◆ Extracted records:
------
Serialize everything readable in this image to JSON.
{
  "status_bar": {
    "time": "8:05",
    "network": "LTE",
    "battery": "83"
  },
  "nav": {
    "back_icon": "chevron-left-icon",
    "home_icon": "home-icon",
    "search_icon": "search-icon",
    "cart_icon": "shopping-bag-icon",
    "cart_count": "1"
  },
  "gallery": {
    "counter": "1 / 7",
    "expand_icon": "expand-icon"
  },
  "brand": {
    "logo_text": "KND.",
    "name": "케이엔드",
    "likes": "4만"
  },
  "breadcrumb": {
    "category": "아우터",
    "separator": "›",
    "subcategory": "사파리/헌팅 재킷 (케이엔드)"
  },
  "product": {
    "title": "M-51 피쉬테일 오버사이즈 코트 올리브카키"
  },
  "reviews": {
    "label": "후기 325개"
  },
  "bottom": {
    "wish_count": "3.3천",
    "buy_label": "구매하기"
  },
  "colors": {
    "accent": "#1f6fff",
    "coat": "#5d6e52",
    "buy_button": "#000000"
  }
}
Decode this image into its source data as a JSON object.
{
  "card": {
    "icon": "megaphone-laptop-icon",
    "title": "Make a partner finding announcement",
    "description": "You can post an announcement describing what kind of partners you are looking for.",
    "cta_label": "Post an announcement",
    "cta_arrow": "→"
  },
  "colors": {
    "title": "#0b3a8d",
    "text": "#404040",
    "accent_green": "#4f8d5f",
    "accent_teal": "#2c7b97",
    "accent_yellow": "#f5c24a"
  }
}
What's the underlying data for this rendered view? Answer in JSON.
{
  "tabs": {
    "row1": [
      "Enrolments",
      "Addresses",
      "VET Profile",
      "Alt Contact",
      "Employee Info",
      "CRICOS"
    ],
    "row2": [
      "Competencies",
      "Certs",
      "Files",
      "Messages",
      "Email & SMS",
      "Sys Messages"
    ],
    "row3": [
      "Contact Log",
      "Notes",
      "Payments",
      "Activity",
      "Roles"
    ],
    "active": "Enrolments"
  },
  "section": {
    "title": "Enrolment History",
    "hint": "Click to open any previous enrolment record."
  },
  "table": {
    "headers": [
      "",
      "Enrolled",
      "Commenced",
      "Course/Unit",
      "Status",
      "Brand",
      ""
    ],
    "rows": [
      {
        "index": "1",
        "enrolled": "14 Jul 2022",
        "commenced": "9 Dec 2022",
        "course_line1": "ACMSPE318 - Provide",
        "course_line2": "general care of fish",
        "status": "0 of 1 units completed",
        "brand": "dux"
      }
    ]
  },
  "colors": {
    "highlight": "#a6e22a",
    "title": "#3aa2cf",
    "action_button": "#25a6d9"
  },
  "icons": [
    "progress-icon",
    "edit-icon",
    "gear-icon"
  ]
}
------
◆ WHAT YOU ARE ASKED TO DO: Which lines contain the word "this"? Copy each of them.

◆ OUTPUT:
Serialize everything readable in this image to JSON.
Decode this image into its source data as a JSON object.
What's the underlying data for this rendered view? Answer in JSON.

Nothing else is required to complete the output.